## Task objective
For each line that holds "Verdana", copy the line out.

Collected data entries:

==*==

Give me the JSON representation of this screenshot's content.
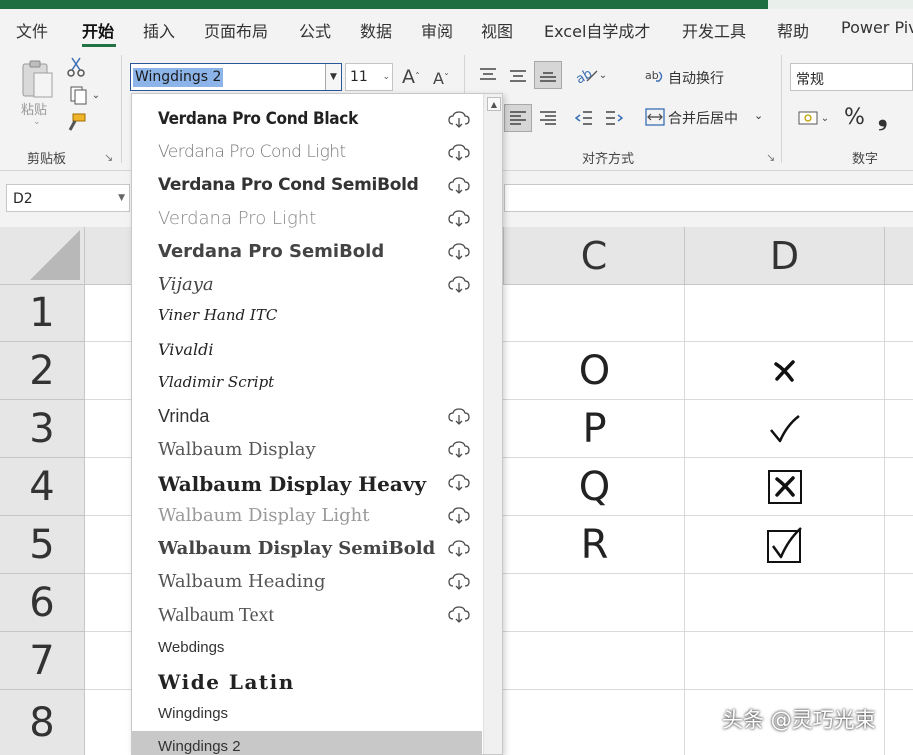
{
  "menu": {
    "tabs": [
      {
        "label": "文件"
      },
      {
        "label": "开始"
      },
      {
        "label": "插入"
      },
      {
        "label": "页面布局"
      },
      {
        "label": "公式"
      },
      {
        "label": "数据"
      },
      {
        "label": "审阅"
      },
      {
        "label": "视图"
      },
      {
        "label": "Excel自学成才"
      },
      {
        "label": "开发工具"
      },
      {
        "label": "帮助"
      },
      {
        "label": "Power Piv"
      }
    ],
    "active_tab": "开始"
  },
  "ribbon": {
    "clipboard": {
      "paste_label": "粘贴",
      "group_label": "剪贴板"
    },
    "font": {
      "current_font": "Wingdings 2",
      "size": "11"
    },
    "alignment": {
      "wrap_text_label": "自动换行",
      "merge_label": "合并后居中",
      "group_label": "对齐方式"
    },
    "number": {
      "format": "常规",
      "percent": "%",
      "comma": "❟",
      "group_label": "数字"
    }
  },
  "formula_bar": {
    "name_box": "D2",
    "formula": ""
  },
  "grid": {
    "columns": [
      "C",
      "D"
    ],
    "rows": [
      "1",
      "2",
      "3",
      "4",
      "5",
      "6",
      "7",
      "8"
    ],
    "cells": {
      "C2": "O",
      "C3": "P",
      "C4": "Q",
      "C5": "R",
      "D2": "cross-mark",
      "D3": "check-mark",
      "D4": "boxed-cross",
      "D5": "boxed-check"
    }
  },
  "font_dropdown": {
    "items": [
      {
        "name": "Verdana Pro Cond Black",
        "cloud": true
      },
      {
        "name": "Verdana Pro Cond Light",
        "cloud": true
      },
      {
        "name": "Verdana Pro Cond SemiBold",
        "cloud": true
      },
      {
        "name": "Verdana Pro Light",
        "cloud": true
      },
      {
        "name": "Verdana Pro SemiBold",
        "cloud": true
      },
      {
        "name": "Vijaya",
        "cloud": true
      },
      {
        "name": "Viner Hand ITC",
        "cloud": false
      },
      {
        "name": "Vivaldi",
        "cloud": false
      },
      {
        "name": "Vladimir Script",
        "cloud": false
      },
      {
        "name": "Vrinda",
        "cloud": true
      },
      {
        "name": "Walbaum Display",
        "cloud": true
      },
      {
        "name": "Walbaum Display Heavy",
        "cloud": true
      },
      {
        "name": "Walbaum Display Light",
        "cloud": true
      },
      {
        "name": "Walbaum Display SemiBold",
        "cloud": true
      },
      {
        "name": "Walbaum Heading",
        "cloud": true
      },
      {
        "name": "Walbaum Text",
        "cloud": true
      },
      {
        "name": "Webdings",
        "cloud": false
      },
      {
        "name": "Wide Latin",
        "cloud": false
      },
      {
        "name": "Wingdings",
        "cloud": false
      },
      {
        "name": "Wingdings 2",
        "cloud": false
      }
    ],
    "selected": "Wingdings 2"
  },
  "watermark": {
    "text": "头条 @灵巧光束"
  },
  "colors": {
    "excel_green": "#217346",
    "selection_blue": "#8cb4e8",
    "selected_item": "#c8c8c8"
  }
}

==*==

## Response to this exercise
        "name": "Verdana Pro Cond Black",
        "name": "Verdana Pro Cond Light",
        "name": "Verdana Pro Cond SemiBold",
        "name": "Verdana Pro Light",
        "name": "Verdana Pro SemiBold",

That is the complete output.